## What to work on
From the listing below, extract each entry exactly as written, minus the images.

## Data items

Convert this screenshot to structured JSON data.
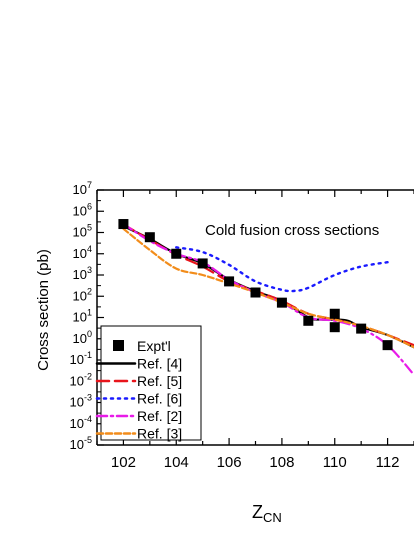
{
  "chart_data": {
    "type": "line",
    "annotation": "Cold fusion cross sections",
    "xlabel_main": "Z",
    "xlabel_sub": "CN",
    "ylabel": "Cross section (pb)",
    "xlim": [
      101,
      113
    ],
    "x_ticks": [
      102,
      104,
      106,
      108,
      110,
      112
    ],
    "y_log": true,
    "y_exponent_range": [
      -5,
      7
    ],
    "y_tick_base": "10",
    "legend_placement": "bottom-left",
    "experiment": {
      "name": "Expt'l",
      "color": "#000000",
      "points": [
        {
          "x": 102,
          "y": 250000
        },
        {
          "x": 103,
          "y": 60000
        },
        {
          "x": 104,
          "y": 10000
        },
        {
          "x": 105,
          "y": 3500
        },
        {
          "x": 106,
          "y": 500
        },
        {
          "x": 107,
          "y": 150
        },
        {
          "x": 108,
          "y": 50
        },
        {
          "x": 109,
          "y": 7
        },
        {
          "x": 110,
          "y": 15
        },
        {
          "x": 110,
          "y": 3.5
        },
        {
          "x": 111,
          "y": 3
        },
        {
          "x": 112,
          "y": 0.5
        }
      ]
    },
    "series": [
      {
        "name": "Ref. [4]",
        "color": "#000000",
        "dash": "solid",
        "x": [
          102,
          103,
          104,
          105,
          106,
          107,
          108,
          109,
          109.5,
          110,
          110.5,
          111,
          112,
          113
        ],
        "y": [
          200000,
          50000,
          10000,
          3500,
          600,
          170,
          60,
          10,
          8,
          8,
          7,
          3.5,
          1.5,
          0.4
        ]
      },
      {
        "name": "Ref. [5]",
        "color": "#e8141b",
        "dash": "long",
        "x": [
          102,
          103,
          104,
          105,
          106,
          107,
          108,
          109,
          110,
          111,
          112,
          113
        ],
        "y": [
          240000,
          45000,
          9000,
          2500,
          500,
          180,
          60,
          15,
          8,
          4,
          1.5,
          0.5
        ]
      },
      {
        "name": "Ref. [6]",
        "color": "#1a1aff",
        "dash": "dot",
        "x": [
          104,
          105,
          106,
          107,
          108,
          108.5,
          109,
          110,
          111,
          112
        ],
        "y": [
          20000,
          12000,
          3000,
          500,
          200,
          180,
          250,
          1000,
          2500,
          4000
        ]
      },
      {
        "name": "Ref. [2]",
        "color": "#e81be8",
        "dash": "dashdot",
        "x": [
          102,
          103,
          104,
          105,
          106,
          107,
          108,
          109,
          110,
          111,
          112,
          113
        ],
        "y": [
          250000,
          40000,
          10000,
          4000,
          600,
          150,
          50,
          10,
          7,
          3,
          0.5,
          0.02
        ]
      },
      {
        "name": "Ref. [3]",
        "color": "#f28c1a",
        "dash": "short",
        "x": [
          102,
          103,
          104,
          105,
          106,
          107,
          108,
          109,
          110,
          111,
          112,
          113
        ],
        "y": [
          150000,
          15000,
          2000,
          1000,
          400,
          150,
          50,
          15,
          8,
          4,
          1.5,
          0.4
        ]
      }
    ]
  }
}
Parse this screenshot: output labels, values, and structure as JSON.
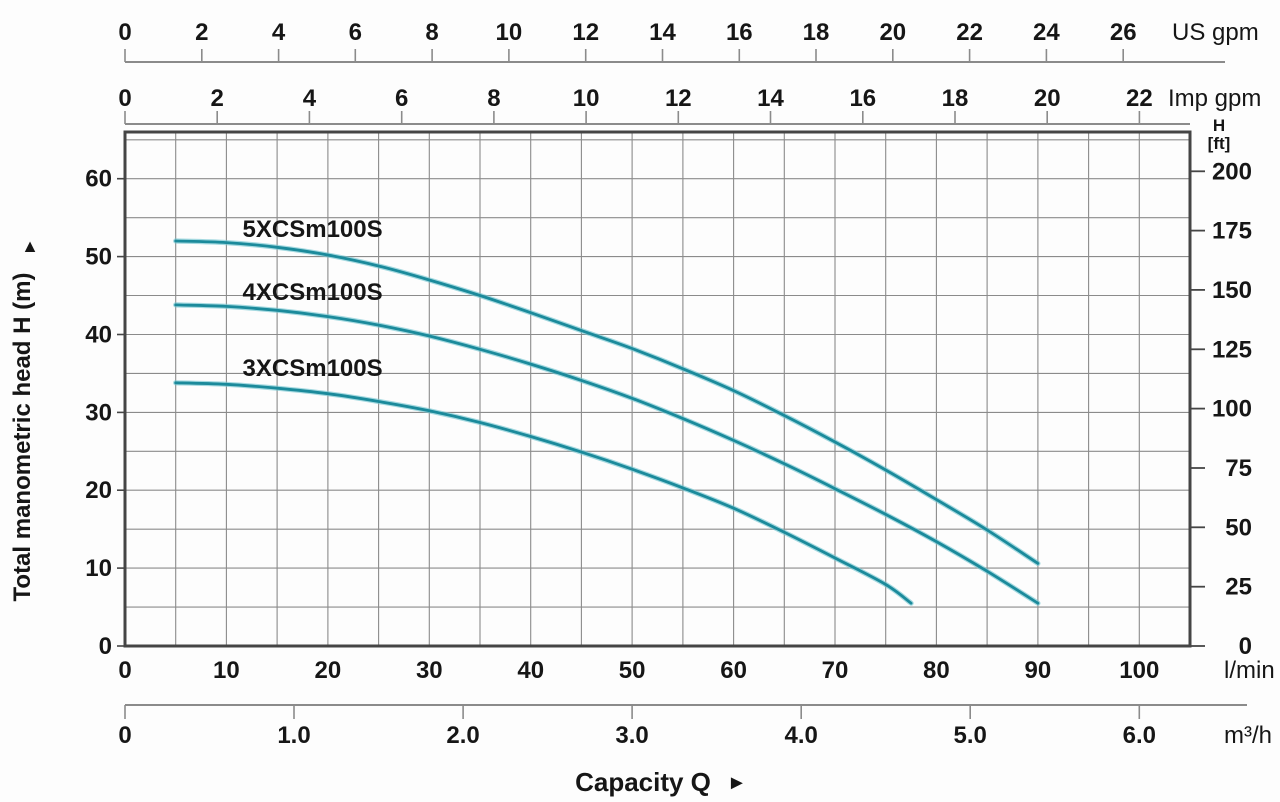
{
  "chart_data": {
    "type": "line",
    "description": "Pump performance curves: total manometric head vs capacity",
    "x_range_lmin": [
      0,
      105
    ],
    "y_range_m": [
      0,
      66
    ],
    "grid": {
      "x_step_lmin": 5,
      "y_step_m": 5,
      "grid_on": true
    },
    "axes": {
      "us_gpm": {
        "unit": "US gpm",
        "ticks": [
          0,
          2,
          4,
          6,
          8,
          10,
          12,
          14,
          16,
          18,
          20,
          22,
          24,
          26
        ],
        "lmin_per_unit": 3.785
      },
      "imp_gpm": {
        "unit": "Imp gpm",
        "ticks": [
          0,
          2,
          4,
          6,
          8,
          10,
          12,
          14,
          16,
          18,
          20,
          22
        ],
        "lmin_per_unit": 4.546
      },
      "lmin": {
        "unit": "l/min",
        "ticks": [
          0,
          10,
          20,
          30,
          40,
          50,
          60,
          70,
          80,
          90,
          100
        ],
        "lmin_per_unit": 1
      },
      "m3h": {
        "unit": "m³/h",
        "tick_labels": [
          "0",
          "1.0",
          "2.0",
          "3.0",
          "4.0",
          "5.0",
          "6.0"
        ],
        "tick_values": [
          0,
          1,
          2,
          3,
          4,
          5,
          6
        ],
        "lmin_per_unit": 16.6667
      },
      "left_m": {
        "title": "Total manometric head H (m)",
        "arrow": "▲",
        "ticks": [
          0,
          10,
          20,
          30,
          40,
          50,
          60
        ]
      },
      "right_ft": {
        "title_line1": "H",
        "title_line2": "[ft]",
        "ticks": [
          0,
          25,
          50,
          75,
          100,
          125,
          150,
          175,
          200
        ],
        "m_per_ft": 0.3048
      }
    },
    "capacity": {
      "label": "Capacity Q",
      "arrow": "►"
    },
    "series": [
      {
        "name": "5XCSm100S",
        "label_q": 18.5,
        "label_h": 52.5,
        "points": [
          [
            5,
            52.0
          ],
          [
            10,
            51.8
          ],
          [
            15,
            51.2
          ],
          [
            20,
            50.2
          ],
          [
            25,
            48.8
          ],
          [
            30,
            47.0
          ],
          [
            35,
            45.0
          ],
          [
            40,
            42.8
          ],
          [
            45,
            40.5
          ],
          [
            50,
            38.2
          ],
          [
            55,
            35.6
          ],
          [
            60,
            32.8
          ],
          [
            65,
            29.6
          ],
          [
            70,
            26.2
          ],
          [
            75,
            22.6
          ],
          [
            80,
            18.8
          ],
          [
            85,
            14.9
          ],
          [
            90,
            10.6
          ]
        ]
      },
      {
        "name": "4XCSm100S",
        "label_q": 18.5,
        "label_h": 44.4,
        "points": [
          [
            5,
            43.8
          ],
          [
            10,
            43.6
          ],
          [
            15,
            43.1
          ],
          [
            20,
            42.3
          ],
          [
            25,
            41.2
          ],
          [
            30,
            39.8
          ],
          [
            35,
            38.1
          ],
          [
            40,
            36.2
          ],
          [
            45,
            34.1
          ],
          [
            50,
            31.8
          ],
          [
            55,
            29.2
          ],
          [
            60,
            26.4
          ],
          [
            65,
            23.4
          ],
          [
            70,
            20.2
          ],
          [
            75,
            16.9
          ],
          [
            80,
            13.4
          ],
          [
            85,
            9.6
          ],
          [
            90,
            5.5
          ]
        ]
      },
      {
        "name": "3XCSm100S",
        "label_q": 18.5,
        "label_h": 34.7,
        "points": [
          [
            5,
            33.8
          ],
          [
            10,
            33.6
          ],
          [
            15,
            33.1
          ],
          [
            20,
            32.4
          ],
          [
            25,
            31.4
          ],
          [
            30,
            30.2
          ],
          [
            35,
            28.7
          ],
          [
            40,
            26.9
          ],
          [
            45,
            24.9
          ],
          [
            50,
            22.7
          ],
          [
            55,
            20.3
          ],
          [
            60,
            17.7
          ],
          [
            65,
            14.6
          ],
          [
            70,
            11.3
          ],
          [
            75,
            7.9
          ],
          [
            77.5,
            5.5
          ]
        ]
      }
    ],
    "colors": {
      "curve": "#1B8A9B",
      "curve_halo": "#74C6D1",
      "grid": "#8B8B8B",
      "border": "#454545",
      "text": "#161616",
      "background": "#FDFDFD"
    }
  }
}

## Reply to the task
Convert this screenshot to structured JSON data.
{
  "chart_data": {
    "type": "line",
    "annotation": "Cold fusion cross sections",
    "xlabel_main": "Z",
    "xlabel_sub": "CN",
    "ylabel": "Cross section (pb)",
    "xlim": [
      101,
      113
    ],
    "x_ticks": [
      102,
      104,
      106,
      108,
      110,
      112
    ],
    "y_log": true,
    "y_exponent_range": [
      -5,
      7
    ],
    "y_tick_base": "10",
    "legend_placement": "bottom-left",
    "experiment": {
      "name": "Expt'l",
      "color": "#000000",
      "points": [
        {
          "x": 102,
          "y": 250000
        },
        {
          "x": 103,
          "y": 60000
        },
        {
          "x": 104,
          "y": 10000
        },
        {
          "x": 105,
          "y": 3500
        },
        {
          "x": 106,
          "y": 500
        },
        {
          "x": 107,
          "y": 150
        },
        {
          "x": 108,
          "y": 50
        },
        {
          "x": 109,
          "y": 7
        },
        {
          "x": 110,
          "y": 15
        },
        {
          "x": 110,
          "y": 3.5
        },
        {
          "x": 111,
          "y": 3
        },
        {
          "x": 112,
          "y": 0.5
        }
      ]
    },
    "series": [
      {
        "name": "Ref. [4]",
        "color": "#000000",
        "dash": "solid",
        "x": [
          102,
          103,
          104,
          105,
          106,
          107,
          108,
          109,
          109.5,
          110,
          110.5,
          111,
          112,
          113
        ],
        "y": [
          200000,
          50000,
          10000,
          3500,
          600,
          170,
          60,
          10,
          8,
          8,
          7,
          3.5,
          1.5,
          0.4
        ]
      },
      {
        "name": "Ref. [5]",
        "color": "#e8141b",
        "dash": "long",
        "x": [
          102,
          103,
          104,
          105,
          106,
          107,
          108,
          109,
          110,
          111,
          112,
          113
        ],
        "y": [
          240000,
          45000,
          9000,
          2500,
          500,
          180,
          60,
          15,
          8,
          4,
          1.5,
          0.5
        ]
      },
      {
        "name": "Ref. [6]",
        "color": "#1a1aff",
        "dash": "dot",
        "x": [
          104,
          105,
          106,
          107,
          108,
          108.5,
          109,
          110,
          111,
          112
        ],
        "y": [
          20000,
          12000,
          3000,
          500,
          200,
          180,
          250,
          1000,
          2500,
          4000
        ]
      },
      {
        "name": "Ref. [2]",
        "color": "#e81be8",
        "dash": "dashdot",
        "x": [
          102,
          103,
          104,
          105,
          106,
          107,
          108,
          109,
          110,
          111,
          112,
          113
        ],
        "y": [
          250000,
          40000,
          10000,
          4000,
          600,
          150,
          50,
          10,
          7,
          3,
          0.5,
          0.02
        ]
      },
      {
        "name": "Ref. [3]",
        "color": "#f28c1a",
        "dash": "short",
        "x": [
          102,
          103,
          104,
          105,
          106,
          107,
          108,
          109,
          110,
          111,
          112,
          113
        ],
        "y": [
          150000,
          15000,
          2000,
          1000,
          400,
          150,
          50,
          15,
          8,
          4,
          1.5,
          0.4
        ]
      }
    ]
  }
}
Parse this screenshot: output labels, values, and structure as JSON.
{
  "chart_data": {
    "type": "line",
    "description": "Pump performance curves: total manometric head vs capacity",
    "x_range_lmin": [
      0,
      105
    ],
    "y_range_m": [
      0,
      66
    ],
    "grid": {
      "x_step_lmin": 5,
      "y_step_m": 5,
      "grid_on": true
    },
    "axes": {
      "us_gpm": {
        "unit": "US gpm",
        "ticks": [
          0,
          2,
          4,
          6,
          8,
          10,
          12,
          14,
          16,
          18,
          20,
          22,
          24,
          26
        ],
        "lmin_per_unit": 3.785
      },
      "imp_gpm": {
        "unit": "Imp gpm",
        "ticks": [
          0,
          2,
          4,
          6,
          8,
          10,
          12,
          14,
          16,
          18,
          20,
          22
        ],
        "lmin_per_unit": 4.546
      },
      "lmin": {
        "unit": "l/min",
        "ticks": [
          0,
          10,
          20,
          30,
          40,
          50,
          60,
          70,
          80,
          90,
          100
        ],
        "lmin_per_unit": 1
      },
      "m3h": {
        "unit": "m³/h",
        "tick_labels": [
          "0",
          "1.0",
          "2.0",
          "3.0",
          "4.0",
          "5.0",
          "6.0"
        ],
        "tick_values": [
          0,
          1,
          2,
          3,
          4,
          5,
          6
        ],
        "lmin_per_unit": 16.6667
      },
      "left_m": {
        "title": "Total manometric head H (m)",
        "arrow": "▲",
        "ticks": [
          0,
          10,
          20,
          30,
          40,
          50,
          60
        ]
      },
      "right_ft": {
        "title_line1": "H",
        "title_line2": "[ft]",
        "ticks": [
          0,
          25,
          50,
          75,
          100,
          125,
          150,
          175,
          200
        ],
        "m_per_ft": 0.3048
      }
    },
    "capacity": {
      "label": "Capacity Q",
      "arrow": "►"
    },
    "series": [
      {
        "name": "5XCSm100S",
        "label_q": 18.5,
        "label_h": 52.5,
        "points": [
          [
            5,
            52.0
          ],
          [
            10,
            51.8
          ],
          [
            15,
            51.2
          ],
          [
            20,
            50.2
          ],
          [
            25,
            48.8
          ],
          [
            30,
            47.0
          ],
          [
            35,
            45.0
          ],
          [
            40,
            42.8
          ],
          [
            45,
            40.5
          ],
          [
            50,
            38.2
          ],
          [
            55,
            35.6
          ],
          [
            60,
            32.8
          ],
          [
            65,
            29.6
          ],
          [
            70,
            26.2
          ],
          [
            75,
            22.6
          ],
          [
            80,
            18.8
          ],
          [
            85,
            14.9
          ],
          [
            90,
            10.6
          ]
        ]
      },
      {
        "name": "4XCSm100S",
        "label_q": 18.5,
        "label_h": 44.4,
        "points": [
          [
            5,
            43.8
          ],
          [
            10,
            43.6
          ],
          [
            15,
            43.1
          ],
          [
            20,
            42.3
          ],
          [
            25,
            41.2
          ],
          [
            30,
            39.8
          ],
          [
            35,
            38.1
          ],
          [
            40,
            36.2
          ],
          [
            45,
            34.1
          ],
          [
            50,
            31.8
          ],
          [
            55,
            29.2
          ],
          [
            60,
            26.4
          ],
          [
            65,
            23.4
          ],
          [
            70,
            20.2
          ],
          [
            75,
            16.9
          ],
          [
            80,
            13.4
          ],
          [
            85,
            9.6
          ],
          [
            90,
            5.5
          ]
        ]
      },
      {
        "name": "3XCSm100S",
        "label_q": 18.5,
        "label_h": 34.7,
        "points": [
          [
            5,
            33.8
          ],
          [
            10,
            33.6
          ],
          [
            15,
            33.1
          ],
          [
            20,
            32.4
          ],
          [
            25,
            31.4
          ],
          [
            30,
            30.2
          ],
          [
            35,
            28.7
          ],
          [
            40,
            26.9
          ],
          [
            45,
            24.9
          ],
          [
            50,
            22.7
          ],
          [
            55,
            20.3
          ],
          [
            60,
            17.7
          ],
          [
            65,
            14.6
          ],
          [
            70,
            11.3
          ],
          [
            75,
            7.9
          ],
          [
            77.5,
            5.5
          ]
        ]
      }
    ],
    "colors": {
      "curve": "#1B8A9B",
      "curve_halo": "#74C6D1",
      "grid": "#8B8B8B",
      "border": "#454545",
      "text": "#161616",
      "background": "#FDFDFD"
    }
  }
}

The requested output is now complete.